Challenge →
Repeat each line exactly, leaving nothing out.
----- Data entries -----
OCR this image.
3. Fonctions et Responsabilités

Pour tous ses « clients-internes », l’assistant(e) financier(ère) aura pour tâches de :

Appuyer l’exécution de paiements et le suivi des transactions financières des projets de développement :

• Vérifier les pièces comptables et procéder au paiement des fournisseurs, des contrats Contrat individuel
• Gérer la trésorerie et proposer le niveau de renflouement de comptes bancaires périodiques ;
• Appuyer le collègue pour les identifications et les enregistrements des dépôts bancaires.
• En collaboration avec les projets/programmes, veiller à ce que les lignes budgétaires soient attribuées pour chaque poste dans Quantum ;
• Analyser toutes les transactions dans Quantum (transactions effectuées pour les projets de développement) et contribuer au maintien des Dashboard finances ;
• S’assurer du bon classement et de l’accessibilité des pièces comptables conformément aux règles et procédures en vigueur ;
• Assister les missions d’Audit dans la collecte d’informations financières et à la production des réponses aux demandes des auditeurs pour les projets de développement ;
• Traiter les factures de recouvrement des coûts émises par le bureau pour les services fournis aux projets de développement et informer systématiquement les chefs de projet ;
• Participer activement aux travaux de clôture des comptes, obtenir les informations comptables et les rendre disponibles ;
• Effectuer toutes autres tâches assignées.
-----
Solution to the exercise →
OCR this image.
3. Fonctions et Responsabilités

Pour tous ses « clients-internes », l’assistant(e) financier(ère) aura pour tâches de :

Appuyer l’exécution de paiements et le suivi des transactions financières des projets de développement :

• Vérifier les pièces comptables et procéder au paiement des fournisseurs, des contrats Contrat individuel
• Gérer la trésorerie et proposer le niveau de renflouement de comptes bancaires périodiques ;
• Appuyer le collègue pour les identifications et les enregistrements des dépôts bancaires.
• En collaboration avec les projets/programmes, veiller à ce que les lignes budgétaires soient attribuées pour chaque poste dans Quantum ;
• Analyser toutes les transactions dans Quantum (transactions effectuées pour les projets de développement) et contribuer au maintien des Dashboard finances ;
• S’assurer du bon classement et de l’accessibilité des pièces comptables conformément aux règles et procédures en vigueur ;
• Assister les missions d’Audit dans la collecte d’informations financières et à la production des réponses aux demandes des auditeurs pour les projets de développement ;
• Traiter les factures de recouvrement des coûts émises par le bureau pour les services fournis aux projets de développement et informer systématiquement les chefs de projet ;
• Participer activement aux travaux de clôture des comptes, obtenir les informations comptables et les rendre disponibles ;
• Effectuer toutes autres tâches assignées.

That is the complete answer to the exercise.